» SET TASK:
Below are some entries. Copy each line that holds the string "caption".

··········

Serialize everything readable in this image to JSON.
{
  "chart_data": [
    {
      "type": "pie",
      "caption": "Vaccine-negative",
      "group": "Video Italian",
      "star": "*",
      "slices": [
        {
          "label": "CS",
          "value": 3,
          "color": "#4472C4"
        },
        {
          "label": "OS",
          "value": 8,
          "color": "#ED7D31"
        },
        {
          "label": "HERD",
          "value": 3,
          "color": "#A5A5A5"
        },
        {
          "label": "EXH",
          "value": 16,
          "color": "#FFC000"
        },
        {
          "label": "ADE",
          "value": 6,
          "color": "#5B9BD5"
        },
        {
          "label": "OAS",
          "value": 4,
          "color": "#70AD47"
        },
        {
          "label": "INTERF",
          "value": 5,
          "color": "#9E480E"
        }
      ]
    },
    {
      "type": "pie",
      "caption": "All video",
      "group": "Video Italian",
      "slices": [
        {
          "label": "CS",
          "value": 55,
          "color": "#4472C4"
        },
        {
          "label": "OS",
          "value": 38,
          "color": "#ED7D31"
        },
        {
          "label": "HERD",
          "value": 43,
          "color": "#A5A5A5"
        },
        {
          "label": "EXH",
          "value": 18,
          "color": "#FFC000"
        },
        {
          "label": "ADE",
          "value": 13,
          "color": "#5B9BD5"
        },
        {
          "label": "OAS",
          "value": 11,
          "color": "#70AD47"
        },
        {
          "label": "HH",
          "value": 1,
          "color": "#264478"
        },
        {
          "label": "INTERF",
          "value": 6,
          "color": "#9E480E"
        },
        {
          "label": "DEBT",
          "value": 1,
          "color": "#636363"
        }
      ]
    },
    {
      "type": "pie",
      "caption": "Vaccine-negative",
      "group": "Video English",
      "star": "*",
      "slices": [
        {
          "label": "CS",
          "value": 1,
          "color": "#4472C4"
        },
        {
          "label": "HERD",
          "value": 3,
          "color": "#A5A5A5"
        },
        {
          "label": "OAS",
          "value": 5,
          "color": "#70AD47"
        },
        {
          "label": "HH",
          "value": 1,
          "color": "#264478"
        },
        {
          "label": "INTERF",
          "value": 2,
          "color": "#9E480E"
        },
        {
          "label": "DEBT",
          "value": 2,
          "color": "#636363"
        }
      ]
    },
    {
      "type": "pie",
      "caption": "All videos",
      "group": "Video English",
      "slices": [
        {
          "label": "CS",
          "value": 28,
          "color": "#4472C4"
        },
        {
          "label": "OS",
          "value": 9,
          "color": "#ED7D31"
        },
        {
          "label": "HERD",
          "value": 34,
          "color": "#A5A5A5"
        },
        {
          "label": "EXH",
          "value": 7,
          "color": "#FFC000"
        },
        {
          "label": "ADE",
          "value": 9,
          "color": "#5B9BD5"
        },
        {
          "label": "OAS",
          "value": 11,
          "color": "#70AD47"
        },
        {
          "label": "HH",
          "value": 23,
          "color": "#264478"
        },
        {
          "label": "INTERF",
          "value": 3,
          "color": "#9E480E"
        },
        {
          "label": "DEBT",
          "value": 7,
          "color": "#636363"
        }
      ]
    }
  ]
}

··········

» COMPLETED TASK:
      "caption": "Vaccine-negative",
      "caption": "All video",
      "caption": "Vaccine-negative",
      "caption": "All videos",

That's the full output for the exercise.